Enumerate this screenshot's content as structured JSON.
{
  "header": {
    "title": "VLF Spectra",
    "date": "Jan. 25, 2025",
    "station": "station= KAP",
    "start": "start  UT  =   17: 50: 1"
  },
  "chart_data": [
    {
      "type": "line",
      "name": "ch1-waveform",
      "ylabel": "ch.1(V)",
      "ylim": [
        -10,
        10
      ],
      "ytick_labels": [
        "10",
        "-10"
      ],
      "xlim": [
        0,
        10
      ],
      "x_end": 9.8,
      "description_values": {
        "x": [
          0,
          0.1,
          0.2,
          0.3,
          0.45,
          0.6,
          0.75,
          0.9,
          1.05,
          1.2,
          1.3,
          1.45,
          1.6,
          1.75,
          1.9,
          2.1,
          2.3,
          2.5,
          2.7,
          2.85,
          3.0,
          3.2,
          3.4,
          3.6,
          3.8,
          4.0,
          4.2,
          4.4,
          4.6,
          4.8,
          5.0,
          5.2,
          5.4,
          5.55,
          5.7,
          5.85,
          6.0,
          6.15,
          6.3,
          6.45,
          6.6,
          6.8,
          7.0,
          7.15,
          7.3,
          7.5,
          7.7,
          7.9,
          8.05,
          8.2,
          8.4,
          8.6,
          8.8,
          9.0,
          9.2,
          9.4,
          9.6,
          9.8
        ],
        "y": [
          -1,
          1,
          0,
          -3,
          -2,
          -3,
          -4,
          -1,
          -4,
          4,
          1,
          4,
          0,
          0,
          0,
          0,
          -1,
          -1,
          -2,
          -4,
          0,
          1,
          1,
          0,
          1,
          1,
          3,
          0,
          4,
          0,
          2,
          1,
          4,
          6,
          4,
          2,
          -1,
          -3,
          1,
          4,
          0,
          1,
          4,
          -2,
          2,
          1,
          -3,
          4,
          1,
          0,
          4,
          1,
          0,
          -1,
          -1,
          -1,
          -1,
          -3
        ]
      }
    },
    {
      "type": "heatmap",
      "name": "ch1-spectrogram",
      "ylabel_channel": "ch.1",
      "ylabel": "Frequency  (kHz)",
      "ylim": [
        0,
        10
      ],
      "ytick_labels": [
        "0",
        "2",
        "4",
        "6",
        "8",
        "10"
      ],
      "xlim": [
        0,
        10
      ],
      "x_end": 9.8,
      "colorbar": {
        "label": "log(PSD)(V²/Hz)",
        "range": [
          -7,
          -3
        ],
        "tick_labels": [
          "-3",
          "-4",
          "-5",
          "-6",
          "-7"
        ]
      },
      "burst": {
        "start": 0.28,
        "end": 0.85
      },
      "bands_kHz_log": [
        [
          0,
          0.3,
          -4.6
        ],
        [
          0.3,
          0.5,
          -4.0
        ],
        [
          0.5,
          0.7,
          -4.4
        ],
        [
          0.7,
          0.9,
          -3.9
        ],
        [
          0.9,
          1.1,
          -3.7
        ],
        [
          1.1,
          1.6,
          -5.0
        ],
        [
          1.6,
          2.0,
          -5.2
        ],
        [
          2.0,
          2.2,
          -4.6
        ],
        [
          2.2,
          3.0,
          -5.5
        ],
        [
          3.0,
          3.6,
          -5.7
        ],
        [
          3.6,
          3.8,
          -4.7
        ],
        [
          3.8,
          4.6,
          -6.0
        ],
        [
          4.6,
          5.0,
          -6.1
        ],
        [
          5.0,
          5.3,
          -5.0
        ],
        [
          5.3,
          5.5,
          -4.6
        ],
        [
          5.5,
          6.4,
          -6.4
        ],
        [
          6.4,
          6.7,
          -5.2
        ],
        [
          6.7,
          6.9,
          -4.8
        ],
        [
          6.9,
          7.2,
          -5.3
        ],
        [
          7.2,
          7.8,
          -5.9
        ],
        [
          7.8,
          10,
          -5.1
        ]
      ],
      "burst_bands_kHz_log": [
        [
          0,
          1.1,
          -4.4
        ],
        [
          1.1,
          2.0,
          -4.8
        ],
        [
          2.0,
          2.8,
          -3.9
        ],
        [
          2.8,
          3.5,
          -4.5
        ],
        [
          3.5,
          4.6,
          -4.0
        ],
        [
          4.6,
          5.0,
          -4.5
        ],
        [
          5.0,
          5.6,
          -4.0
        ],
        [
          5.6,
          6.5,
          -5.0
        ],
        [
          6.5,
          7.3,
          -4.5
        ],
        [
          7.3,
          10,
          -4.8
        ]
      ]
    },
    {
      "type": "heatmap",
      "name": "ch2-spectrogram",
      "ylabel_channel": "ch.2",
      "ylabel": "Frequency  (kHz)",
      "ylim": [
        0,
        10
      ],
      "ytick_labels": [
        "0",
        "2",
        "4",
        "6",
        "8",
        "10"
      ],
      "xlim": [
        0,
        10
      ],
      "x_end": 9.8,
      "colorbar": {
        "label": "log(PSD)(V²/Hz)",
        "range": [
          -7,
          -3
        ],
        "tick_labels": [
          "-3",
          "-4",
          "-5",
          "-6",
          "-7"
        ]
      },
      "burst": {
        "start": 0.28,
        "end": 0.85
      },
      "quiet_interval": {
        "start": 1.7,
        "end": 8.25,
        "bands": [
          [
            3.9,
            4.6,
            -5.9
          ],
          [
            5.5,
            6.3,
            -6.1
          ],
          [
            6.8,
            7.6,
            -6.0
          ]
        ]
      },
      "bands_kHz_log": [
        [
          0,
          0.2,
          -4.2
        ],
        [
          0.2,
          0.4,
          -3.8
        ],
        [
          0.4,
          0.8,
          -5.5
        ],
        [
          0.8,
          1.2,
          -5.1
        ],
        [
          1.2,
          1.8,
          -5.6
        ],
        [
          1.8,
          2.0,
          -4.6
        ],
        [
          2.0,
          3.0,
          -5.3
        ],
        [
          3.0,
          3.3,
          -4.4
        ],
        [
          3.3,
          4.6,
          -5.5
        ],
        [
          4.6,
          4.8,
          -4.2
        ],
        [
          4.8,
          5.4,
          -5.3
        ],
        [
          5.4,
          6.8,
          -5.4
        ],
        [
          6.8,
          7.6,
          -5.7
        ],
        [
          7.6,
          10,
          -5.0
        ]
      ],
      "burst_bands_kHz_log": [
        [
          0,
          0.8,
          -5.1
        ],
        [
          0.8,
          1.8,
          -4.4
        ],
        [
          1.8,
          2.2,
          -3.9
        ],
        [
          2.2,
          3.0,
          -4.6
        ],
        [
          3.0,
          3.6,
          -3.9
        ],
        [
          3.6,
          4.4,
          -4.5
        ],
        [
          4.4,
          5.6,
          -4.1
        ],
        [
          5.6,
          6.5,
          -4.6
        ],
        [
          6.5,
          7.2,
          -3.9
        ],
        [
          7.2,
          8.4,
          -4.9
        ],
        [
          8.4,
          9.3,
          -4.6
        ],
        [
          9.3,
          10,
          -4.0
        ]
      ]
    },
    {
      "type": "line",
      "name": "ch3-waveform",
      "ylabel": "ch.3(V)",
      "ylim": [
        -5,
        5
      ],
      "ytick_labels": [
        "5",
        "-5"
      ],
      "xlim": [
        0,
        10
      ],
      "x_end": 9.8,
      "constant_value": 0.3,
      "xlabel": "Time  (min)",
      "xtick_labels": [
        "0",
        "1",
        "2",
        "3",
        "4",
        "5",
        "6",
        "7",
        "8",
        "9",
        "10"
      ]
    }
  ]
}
····················
▶ THE EXERCISE
Exactly as shown above, return every record.

▶ FULL OUTPUT
Enumerate this screenshot's content as structured JSON.
{
  "header": {
    "title": "VLF Spectra",
    "date": "Jan. 25, 2025",
    "station": "station= KAP",
    "start": "start  UT  =   17: 50: 1"
  },
  "chart_data": [
    {
      "type": "line",
      "name": "ch1-waveform",
      "ylabel": "ch.1(V)",
      "ylim": [
        -10,
        10
      ],
      "ytick_labels": [
        "10",
        "-10"
      ],
      "xlim": [
        0,
        10
      ],
      "x_end": 9.8,
      "description_values": {
        "x": [
          0,
          0.1,
          0.2,
          0.3,
          0.45,
          0.6,
          0.75,
          0.9,
          1.05,
          1.2,
          1.3,
          1.45,
          1.6,
          1.75,
          1.9,
          2.1,
          2.3,
          2.5,
          2.7,
          2.85,
          3.0,
          3.2,
          3.4,
          3.6,
          3.8,
          4.0,
          4.2,
          4.4,
          4.6,
          4.8,
          5.0,
          5.2,
          5.4,
          5.55,
          5.7,
          5.85,
          6.0,
          6.15,
          6.3,
          6.45,
          6.6,
          6.8,
          7.0,
          7.15,
          7.3,
          7.5,
          7.7,
          7.9,
          8.05,
          8.2,
          8.4,
          8.6,
          8.8,
          9.0,
          9.2,
          9.4,
          9.6,
          9.8
        ],
        "y": [
          -1,
          1,
          0,
          -3,
          -2,
          -3,
          -4,
          -1,
          -4,
          4,
          1,
          4,
          0,
          0,
          0,
          0,
          -1,
          -1,
          -2,
          -4,
          0,
          1,
          1,
          0,
          1,
          1,
          3,
          0,
          4,
          0,
          2,
          1,
          4,
          6,
          4,
          2,
          -1,
          -3,
          1,
          4,
          0,
          1,
          4,
          -2,
          2,
          1,
          -3,
          4,
          1,
          0,
          4,
          1,
          0,
          -1,
          -1,
          -1,
          -1,
          -3
        ]
      }
    },
    {
      "type": "heatmap",
      "name": "ch1-spectrogram",
      "ylabel_channel": "ch.1",
      "ylabel": "Frequency  (kHz)",
      "ylim": [
        0,
        10
      ],
      "ytick_labels": [
        "0",
        "2",
        "4",
        "6",
        "8",
        "10"
      ],
      "xlim": [
        0,
        10
      ],
      "x_end": 9.8,
      "colorbar": {
        "label": "log(PSD)(V²/Hz)",
        "range": [
          -7,
          -3
        ],
        "tick_labels": [
          "-3",
          "-4",
          "-5",
          "-6",
          "-7"
        ]
      },
      "burst": {
        "start": 0.28,
        "end": 0.85
      },
      "bands_kHz_log": [
        [
          0,
          0.3,
          -4.6
        ],
        [
          0.3,
          0.5,
          -4.0
        ],
        [
          0.5,
          0.7,
          -4.4
        ],
        [
          0.7,
          0.9,
          -3.9
        ],
        [
          0.9,
          1.1,
          -3.7
        ],
        [
          1.1,
          1.6,
          -5.0
        ],
        [
          1.6,
          2.0,
          -5.2
        ],
        [
          2.0,
          2.2,
          -4.6
        ],
        [
          2.2,
          3.0,
          -5.5
        ],
        [
          3.0,
          3.6,
          -5.7
        ],
        [
          3.6,
          3.8,
          -4.7
        ],
        [
          3.8,
          4.6,
          -6.0
        ],
        [
          4.6,
          5.0,
          -6.1
        ],
        [
          5.0,
          5.3,
          -5.0
        ],
        [
          5.3,
          5.5,
          -4.6
        ],
        [
          5.5,
          6.4,
          -6.4
        ],
        [
          6.4,
          6.7,
          -5.2
        ],
        [
          6.7,
          6.9,
          -4.8
        ],
        [
          6.9,
          7.2,
          -5.3
        ],
        [
          7.2,
          7.8,
          -5.9
        ],
        [
          7.8,
          10,
          -5.1
        ]
      ],
      "burst_bands_kHz_log": [
        [
          0,
          1.1,
          -4.4
        ],
        [
          1.1,
          2.0,
          -4.8
        ],
        [
          2.0,
          2.8,
          -3.9
        ],
        [
          2.8,
          3.5,
          -4.5
        ],
        [
          3.5,
          4.6,
          -4.0
        ],
        [
          4.6,
          5.0,
          -4.5
        ],
        [
          5.0,
          5.6,
          -4.0
        ],
        [
          5.6,
          6.5,
          -5.0
        ],
        [
          6.5,
          7.3,
          -4.5
        ],
        [
          7.3,
          10,
          -4.8
        ]
      ]
    },
    {
      "type": "heatmap",
      "name": "ch2-spectrogram",
      "ylabel_channel": "ch.2",
      "ylabel": "Frequency  (kHz)",
      "ylim": [
        0,
        10
      ],
      "ytick_labels": [
        "0",
        "2",
        "4",
        "6",
        "8",
        "10"
      ],
      "xlim": [
        0,
        10
      ],
      "x_end": 9.8,
      "colorbar": {
        "label": "log(PSD)(V²/Hz)",
        "range": [
          -7,
          -3
        ],
        "tick_labels": [
          "-3",
          "-4",
          "-5",
          "-6",
          "-7"
        ]
      },
      "burst": {
        "start": 0.28,
        "end": 0.85
      },
      "quiet_interval": {
        "start": 1.7,
        "end": 8.25,
        "bands": [
          [
            3.9,
            4.6,
            -5.9
          ],
          [
            5.5,
            6.3,
            -6.1
          ],
          [
            6.8,
            7.6,
            -6.0
          ]
        ]
      },
      "bands_kHz_log": [
        [
          0,
          0.2,
          -4.2
        ],
        [
          0.2,
          0.4,
          -3.8
        ],
        [
          0.4,
          0.8,
          -5.5
        ],
        [
          0.8,
          1.2,
          -5.1
        ],
        [
          1.2,
          1.8,
          -5.6
        ],
        [
          1.8,
          2.0,
          -4.6
        ],
        [
          2.0,
          3.0,
          -5.3
        ],
        [
          3.0,
          3.3,
          -4.4
        ],
        [
          3.3,
          4.6,
          -5.5
        ],
        [
          4.6,
          4.8,
          -4.2
        ],
        [
          4.8,
          5.4,
          -5.3
        ],
        [
          5.4,
          6.8,
          -5.4
        ],
        [
          6.8,
          7.6,
          -5.7
        ],
        [
          7.6,
          10,
          -5.0
        ]
      ],
      "burst_bands_kHz_log": [
        [
          0,
          0.8,
          -5.1
        ],
        [
          0.8,
          1.8,
          -4.4
        ],
        [
          1.8,
          2.2,
          -3.9
        ],
        [
          2.2,
          3.0,
          -4.6
        ],
        [
          3.0,
          3.6,
          -3.9
        ],
        [
          3.6,
          4.4,
          -4.5
        ],
        [
          4.4,
          5.6,
          -4.1
        ],
        [
          5.6,
          6.5,
          -4.6
        ],
        [
          6.5,
          7.2,
          -3.9
        ],
        [
          7.2,
          8.4,
          -4.9
        ],
        [
          8.4,
          9.3,
          -4.6
        ],
        [
          9.3,
          10,
          -4.0
        ]
      ]
    },
    {
      "type": "line",
      "name": "ch3-waveform",
      "ylabel": "ch.3(V)",
      "ylim": [
        -5,
        5
      ],
      "ytick_labels": [
        "5",
        "-5"
      ],
      "xlim": [
        0,
        10
      ],
      "x_end": 9.8,
      "constant_value": 0.3,
      "xlabel": "Time  (min)",
      "xtick_labels": [
        "0",
        "1",
        "2",
        "3",
        "4",
        "5",
        "6",
        "7",
        "8",
        "9",
        "10"
      ]
    }
  ]
}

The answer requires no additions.